(Collection entries)
# # # #
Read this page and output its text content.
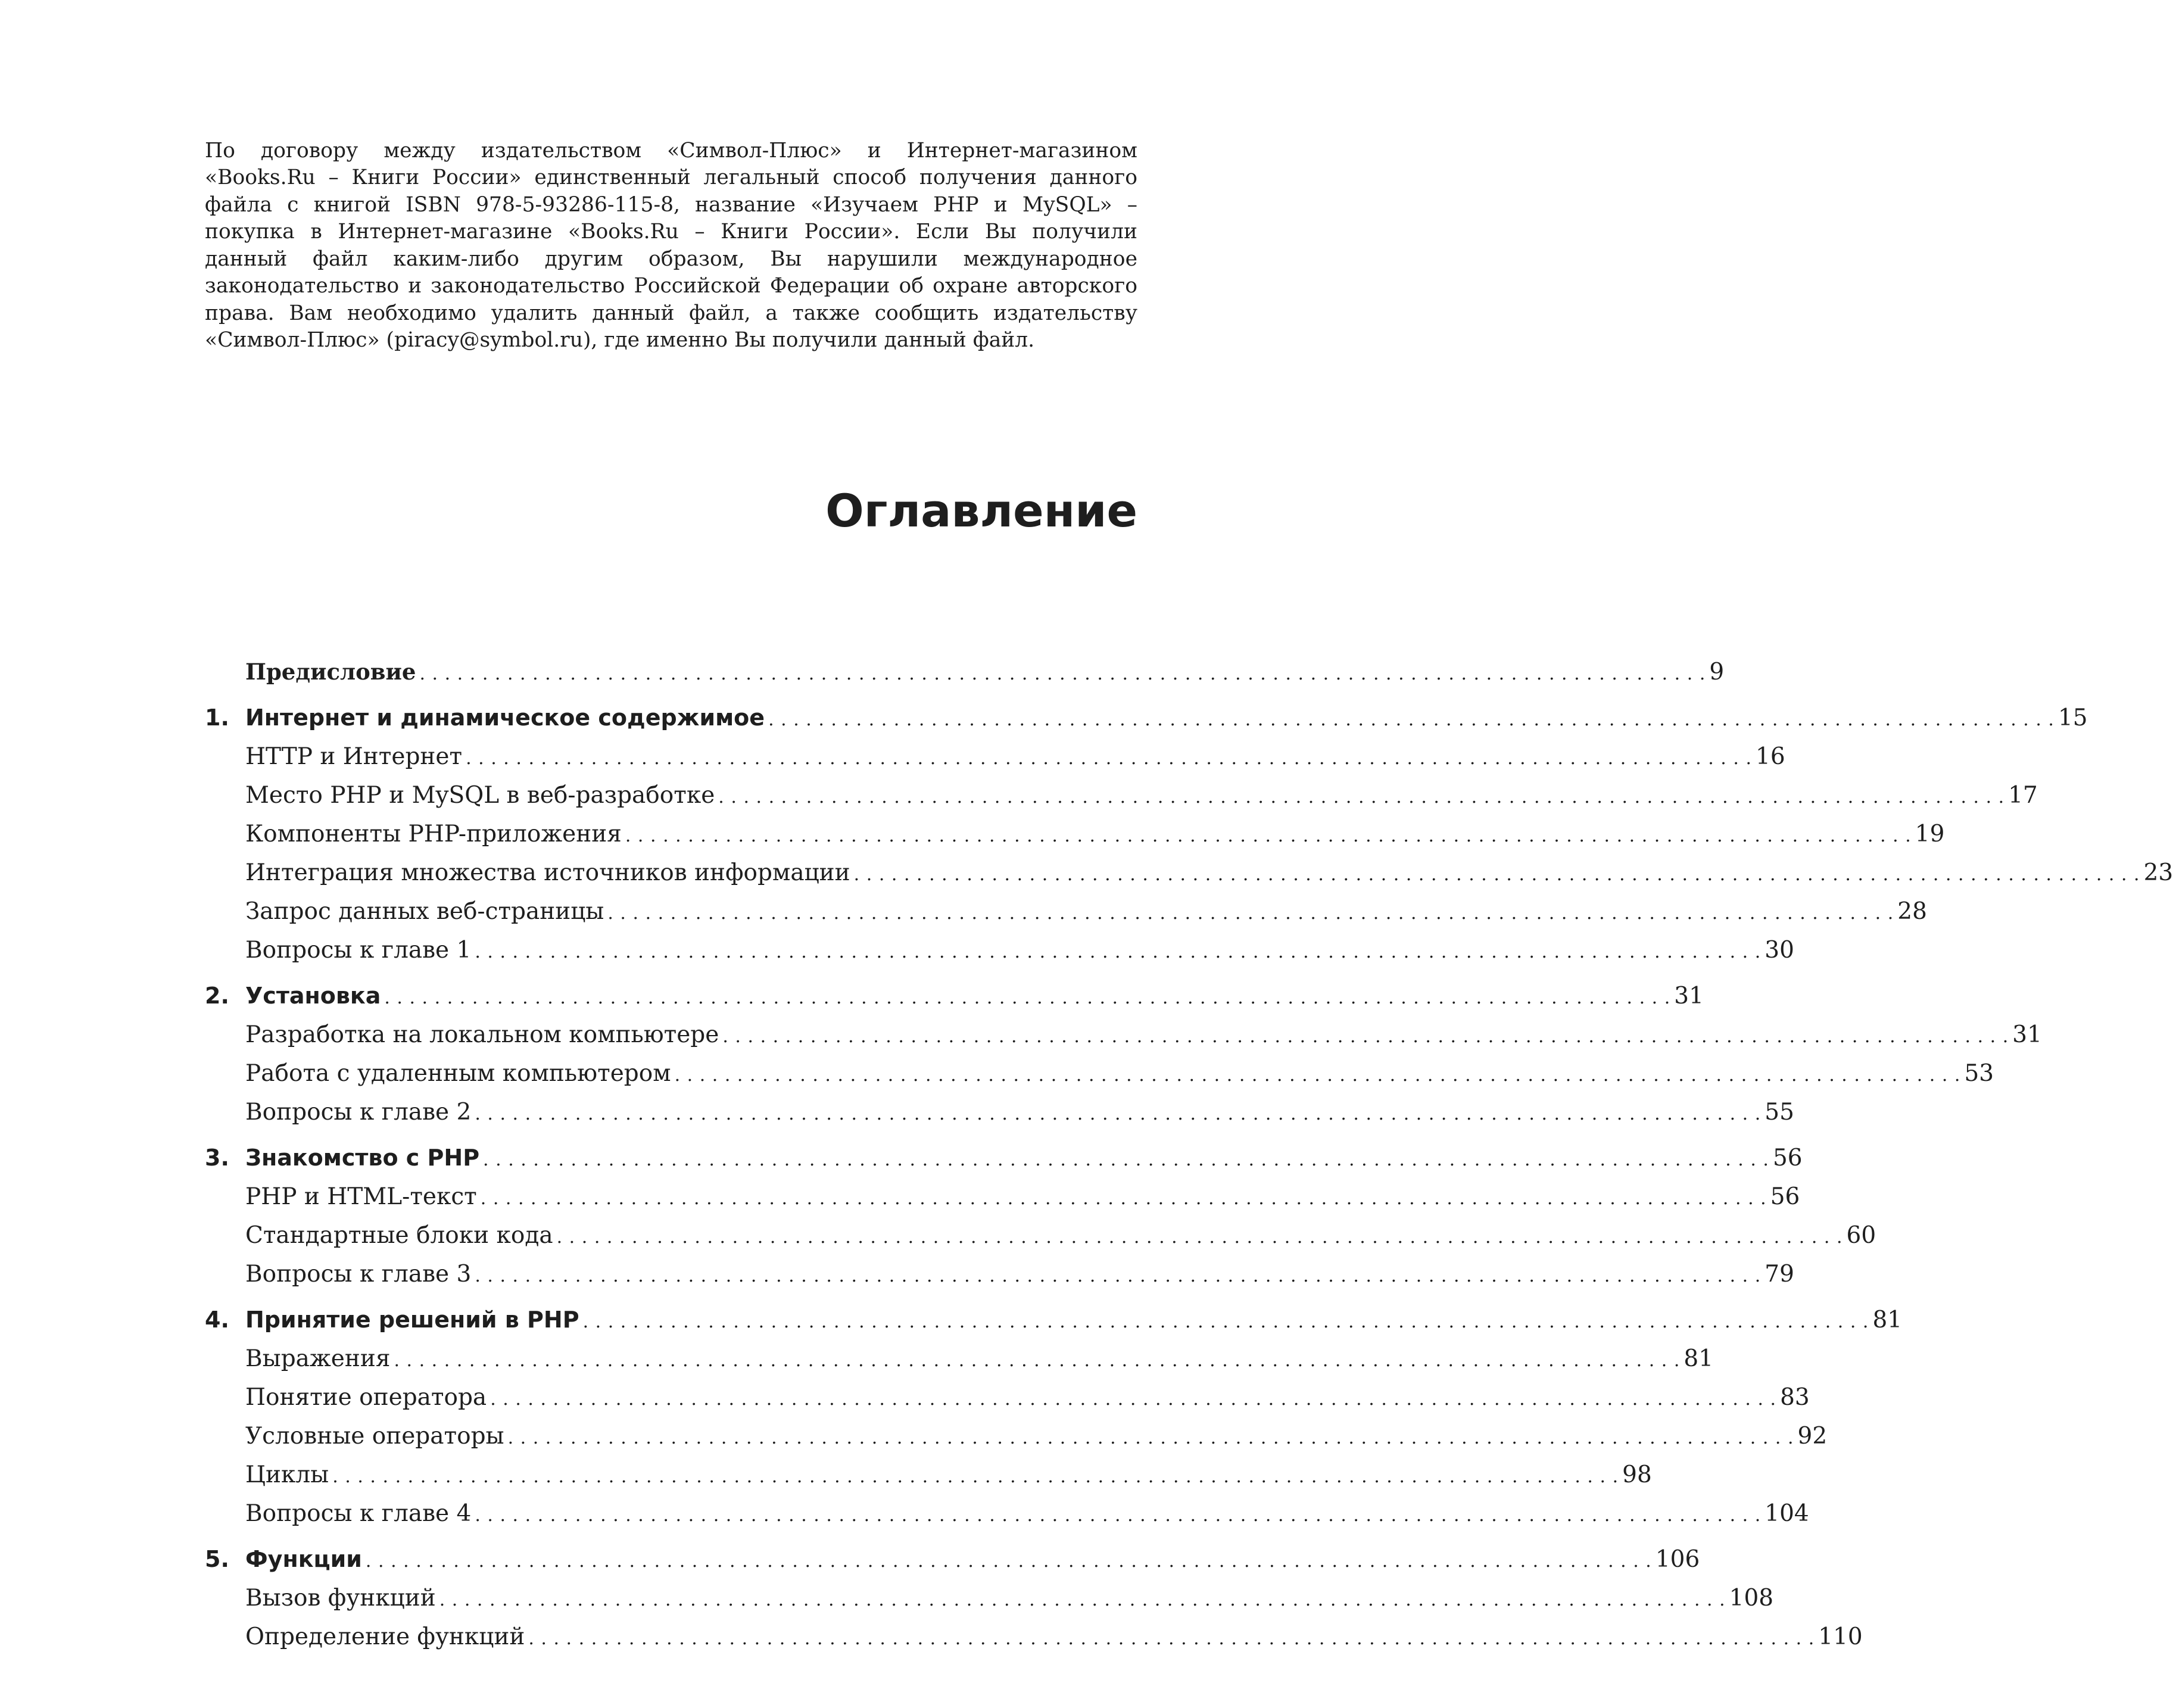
По договору между издательством «Символ-Плюс» и Интернет-магазином «Books.Ru – Книги России» единственный легальный способ получения данного файла с книгой ISBN 978-5-93286-115-8, название «Изучаем PHP и MySQL» – покупка в Интернет-магазине «Books.Ru – Книги России». Если Вы получили данный файл каким-либо другим образом, Вы нарушили международное законодательство и законодательство Российской Федерации об охране авторского права. Вам необходимо удалить данный файл, а также сообщить издательству «Символ-Плюс» (piracy@symbol.ru), где именно Вы получили данный файл.

Оглавление
Предисловие . . . . . . . . . . . . . . . . . . . . . . . . . . . . . . . . . . . . . . . . . . . . . . . . . . . . . . . . . . . . . . . . . . . . . . . . . . . . . . . . . . . . . . . . . . . . . . . . . . . . . . . 9
1. Интернет и динамическое содержимое . . . . . . . . . . . . . . . . . . . . . . . . . . . . . . . . . . . . . . . . . . . . . . . . . . . . . . . . . . . . . . . . . . . . . . . . . . . . . . . . . . . . . . . . . . . . . . . . . . . . . . . 15
HTTP и Интернет . . . . . . . . . . . . . . . . . . . . . . . . . . . . . . . . . . . . . . . . . . . . . . . . . . . . . . . . . . . . . . . . . . . . . . . . . . . . . . . . . . . . . . . . . . . . . . . . . . . . . . . 16
Место PHP и MySQL в веб-разработке . . . . . . . . . . . . . . . . . . . . . . . . . . . . . . . . . . . . . . . . . . . . . . . . . . . . . . . . . . . . . . . . . . . . . . . . . . . . . . . . . . . . . . . . . . . . . . . . . . . . . . . 17
Компоненты PHP-приложения . . . . . . . . . . . . . . . . . . . . . . . . . . . . . . . . . . . . . . . . . . . . . . . . . . . . . . . . . . . . . . . . . . . . . . . . . . . . . . . . . . . . . . . . . . . . . . . . . . . . . . . 19
Интеграция множества источников информации . . . . . . . . . . . . . . . . . . . . . . . . . . . . . . . . . . . . . . . . . . . . . . . . . . . . . . . . . . . . . . . . . . . . . . . . . . . . . . . . . . . . . . . . . . . . . . . . . . . . . . . 23
Запрос данных веб-страницы . . . . . . . . . . . . . . . . . . . . . . . . . . . . . . . . . . . . . . . . . . . . . . . . . . . . . . . . . . . . . . . . . . . . . . . . . . . . . . . . . . . . . . . . . . . . . . . . . . . . . . . 28
Вопросы к главе 1 . . . . . . . . . . . . . . . . . . . . . . . . . . . . . . . . . . . . . . . . . . . . . . . . . . . . . . . . . . . . . . . . . . . . . . . . . . . . . . . . . . . . . . . . . . . . . . . . . . . . . . . 30
2. Установка . . . . . . . . . . . . . . . . . . . . . . . . . . . . . . . . . . . . . . . . . . . . . . . . . . . . . . . . . . . . . . . . . . . . . . . . . . . . . . . . . . . . . . . . . . . . . . . . . . . . . . . 31
Разработка на локальном компьютере . . . . . . . . . . . . . . . . . . . . . . . . . . . . . . . . . . . . . . . . . . . . . . . . . . . . . . . . . . . . . . . . . . . . . . . . . . . . . . . . . . . . . . . . . . . . . . . . . . . . . . . 31
Работа с удаленным компьютером . . . . . . . . . . . . . . . . . . . . . . . . . . . . . . . . . . . . . . . . . . . . . . . . . . . . . . . . . . . . . . . . . . . . . . . . . . . . . . . . . . . . . . . . . . . . . . . . . . . . . . . 53
Вопросы к главе 2 . . . . . . . . . . . . . . . . . . . . . . . . . . . . . . . . . . . . . . . . . . . . . . . . . . . . . . . . . . . . . . . . . . . . . . . . . . . . . . . . . . . . . . . . . . . . . . . . . . . . . . . 55
3. Знакомство с PHP . . . . . . . . . . . . . . . . . . . . . . . . . . . . . . . . . . . . . . . . . . . . . . . . . . . . . . . . . . . . . . . . . . . . . . . . . . . . . . . . . . . . . . . . . . . . . . . . . . . . . . . 56
PHP и HTML-текст . . . . . . . . . . . . . . . . . . . . . . . . . . . . . . . . . . . . . . . . . . . . . . . . . . . . . . . . . . . . . . . . . . . . . . . . . . . . . . . . . . . . . . . . . . . . . . . . . . . . . . . 56
Стандартные блоки кода . . . . . . . . . . . . . . . . . . . . . . . . . . . . . . . . . . . . . . . . . . . . . . . . . . . . . . . . . . . . . . . . . . . . . . . . . . . . . . . . . . . . . . . . . . . . . . . . . . . . . . . 60
Вопросы к главе 3 . . . . . . . . . . . . . . . . . . . . . . . . . . . . . . . . . . . . . . . . . . . . . . . . . . . . . . . . . . . . . . . . . . . . . . . . . . . . . . . . . . . . . . . . . . . . . . . . . . . . . . . 79
4. Принятие решений в PHP . . . . . . . . . . . . . . . . . . . . . . . . . . . . . . . . . . . . . . . . . . . . . . . . . . . . . . . . . . . . . . . . . . . . . . . . . . . . . . . . . . . . . . . . . . . . . . . . . . . . . . . 81
Выражения . . . . . . . . . . . . . . . . . . . . . . . . . . . . . . . . . . . . . . . . . . . . . . . . . . . . . . . . . . . . . . . . . . . . . . . . . . . . . . . . . . . . . . . . . . . . . . . . . . . . . . . 81
Понятие оператора . . . . . . . . . . . . . . . . . . . . . . . . . . . . . . . . . . . . . . . . . . . . . . . . . . . . . . . . . . . . . . . . . . . . . . . . . . . . . . . . . . . . . . . . . . . . . . . . . . . . . . . 83
Условные операторы . . . . . . . . . . . . . . . . . . . . . . . . . . . . . . . . . . . . . . . . . . . . . . . . . . . . . . . . . . . . . . . . . . . . . . . . . . . . . . . . . . . . . . . . . . . . . . . . . . . . . . . 92
Циклы . . . . . . . . . . . . . . . . . . . . . . . . . . . . . . . . . . . . . . . . . . . . . . . . . . . . . . . . . . . . . . . . . . . . . . . . . . . . . . . . . . . . . . . . . . . . . . . . . . . . . . . 98
Вопросы к главе 4 . . . . . . . . . . . . . . . . . . . . . . . . . . . . . . . . . . . . . . . . . . . . . . . . . . . . . . . . . . . . . . . . . . . . . . . . . . . . . . . . . . . . . . . . . . . . . . . . . . . . . . . 104
5. Функции . . . . . . . . . . . . . . . . . . . . . . . . . . . . . . . . . . . . . . . . . . . . . . . . . . . . . . . . . . . . . . . . . . . . . . . . . . . . . . . . . . . . . . . . . . . . . . . . . . . . . . . 106
Вызов функций . . . . . . . . . . . . . . . . . . . . . . . . . . . . . . . . . . . . . . . . . . . . . . . . . . . . . . . . . . . . . . . . . . . . . . . . . . . . . . . . . . . . . . . . . . . . . . . . . . . . . . . 108
Определение функций . . . . . . . . . . . . . . . . . . . . . . . . . . . . . . . . . . . . . . . . . . . . . . . . . . . . . . . . . . . . . . . . . . . . . . . . . . . . . . . . . . . . . . . . . . . . . . . . . . . . . . . 110
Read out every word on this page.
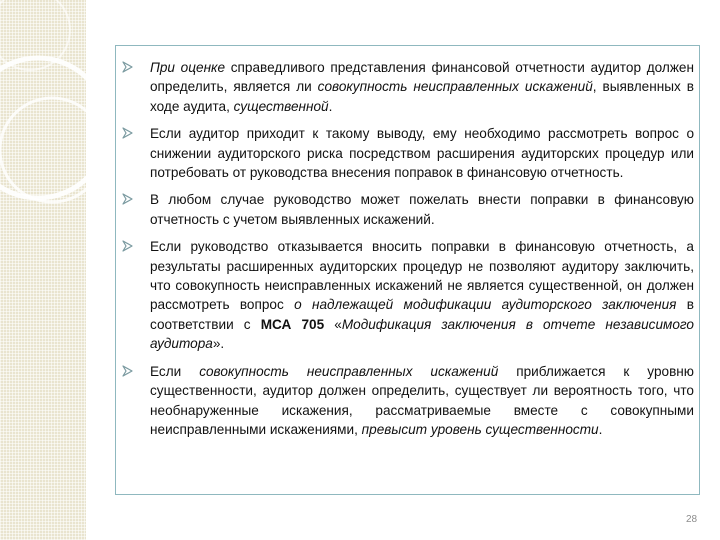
При оценке справедливого представления финансовой отчетности аудитор должен определить, является ли совокупность неисправленных искажений, выявленных в ходе аудита, существенной.
Если аудитор приходит к такому выводу, ему необходимо рассмотреть вопрос о снижении аудиторского риска посредством расширения аудиторских процедур или потребовать от руководства внесения поправок в финансовую отчетность.
В любом случае руководство может пожелать внести поправки в финансовую отчетность с учетом выявленных искажений.
Если руководство отказывается вносить поправки в финансовую отчетность, а результаты расширенных аудиторских процедур не позволяют аудитору заключить, что совокупность неисправленных искажений не является существенной, он должен рассмотреть вопрос о надлежащей модификации аудиторского заключения в соответствии с МСА 705 «Модификация заключения в отчете независимого аудитора».
Если совокупность неисправленных искажений приближается к уровню существенности, аудитор должен определить, существует ли вероятность того, что необнаруженные искажения, рассматриваемые вместе с совокупными неисправленными искажениями, превысит уровень существенности.
28
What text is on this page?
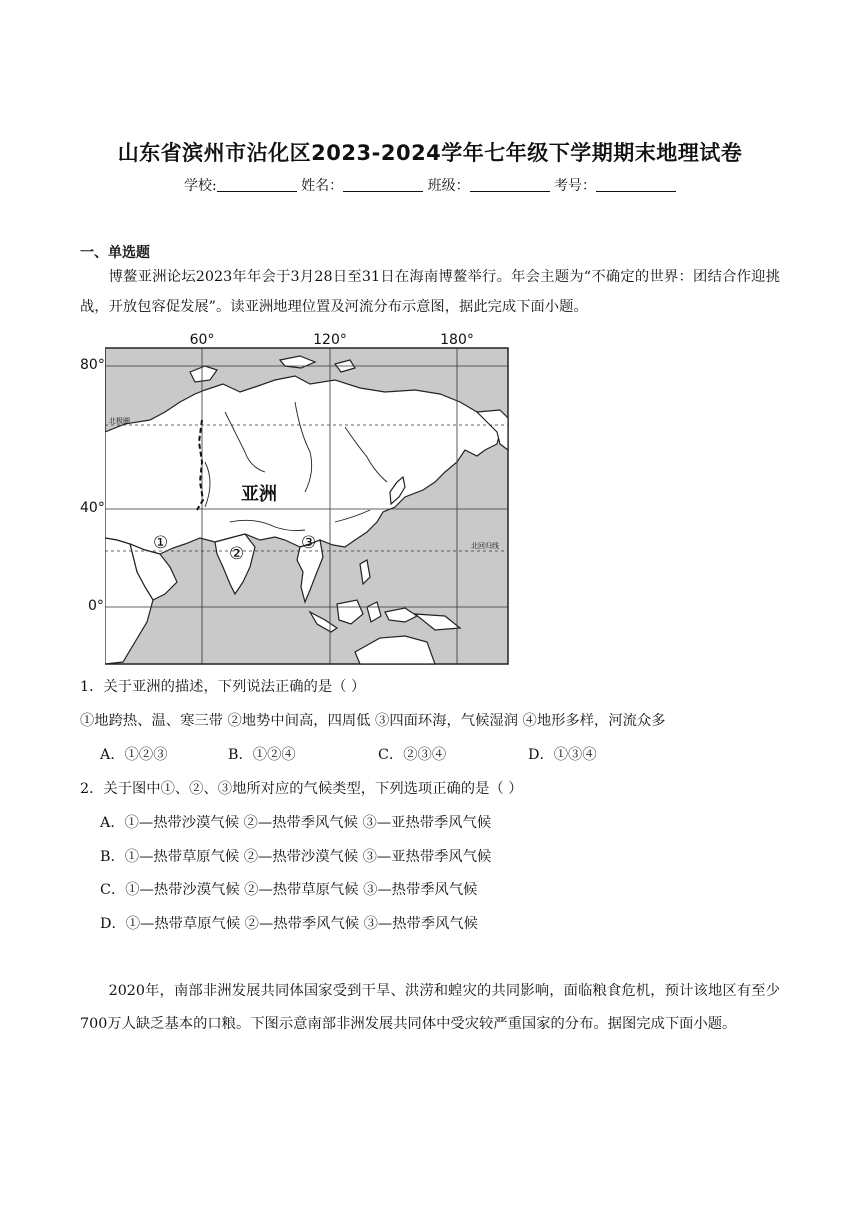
山东省滨州市沾化区2023-2024学年七年级下学期期末地理试卷
学校:	姓名：	班级：	考号：
一、单选题
博鳌亚洲论坛2023年年会于3月28日至31日在海南博鳌举行。年会主题为“不确定的世界：团结合作迎挑战，开放包容促发展”。读亚洲地理位置及河流分布示意图，据此完成下面小题。
60°	120°	180°
北极圈
北回归线
亚洲
①
②
③
80°
40°
0°
1．关于亚洲的描述，下列说法正确的是（ ）
①地跨热、温、寒三带 ②地势中间高，四周低 ③四面环海，气候湿润 ④地形多样，河流众多
A．①②③	B．①②④	C．②③④	D．①③④
2．关于图中①、②、③地所对应的气候类型，下列选项正确的是（ ）
A．①—热带沙漠气候 ②—热带季风气候 ③—亚热带季风气候
B．①—热带草原气候 ②—热带沙漠气候 ③—亚热带季风气候
C．①—热带沙漠气候 ②—热带草原气候 ③—热带季风气候
D．①—热带草原气候 ②—热带季风气候 ③—热带季风气候
2020年，南部非洲发展共同体国家受到干旱、洪涝和蝗灾的共同影响，面临粮食危机，预计该地区有至少700万人缺乏基本的口粮。下图示意南部非洲发展共同体中受灾较严重国家的分布。据图完成下面小题。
# # # #
* **TASK DIRECTIONS**
Only the lines from the one holding "What text is on this page?" through the last line of the records should be output, please, exactly and without any pictures.

* **TASK RESULT**
What text is on this page?
山东省滨州市沾化区2023-2024学年七年级下学期期末地理试卷
学校:	姓名：	班级：	考号：
一、单选题
博鳌亚洲论坛2023年年会于3月28日至31日在海南博鳌举行。年会主题为“不确定的世界：团结合作迎挑战，开放包容促发展”。读亚洲地理位置及河流分布示意图，据此完成下面小题。
60°	120°	180°
北极圈
北回归线
亚洲
①
②
③
80°
40°
0°
1．关于亚洲的描述，下列说法正确的是（ ）
①地跨热、温、寒三带 ②地势中间高，四周低 ③四面环海，气候湿润 ④地形多样，河流众多
A．①②③	B．①②④	C．②③④	D．①③④
2．关于图中①、②、③地所对应的气候类型，下列选项正确的是（ ）
A．①—热带沙漠气候 ②—热带季风气候 ③—亚热带季风气候
B．①—热带草原气候 ②—热带沙漠气候 ③—亚热带季风气候
C．①—热带沙漠气候 ②—热带草原气候 ③—热带季风气候
D．①—热带草原气候 ②—热带季风气候 ③—热带季风气候
2020年，南部非洲发展共同体国家受到干旱、洪涝和蝗灾的共同影响，面临粮食危机，预计该地区有至少700万人缺乏基本的口粮。下图示意南部非洲发展共同体中受灾较严重国家的分布。据图完成下面小题。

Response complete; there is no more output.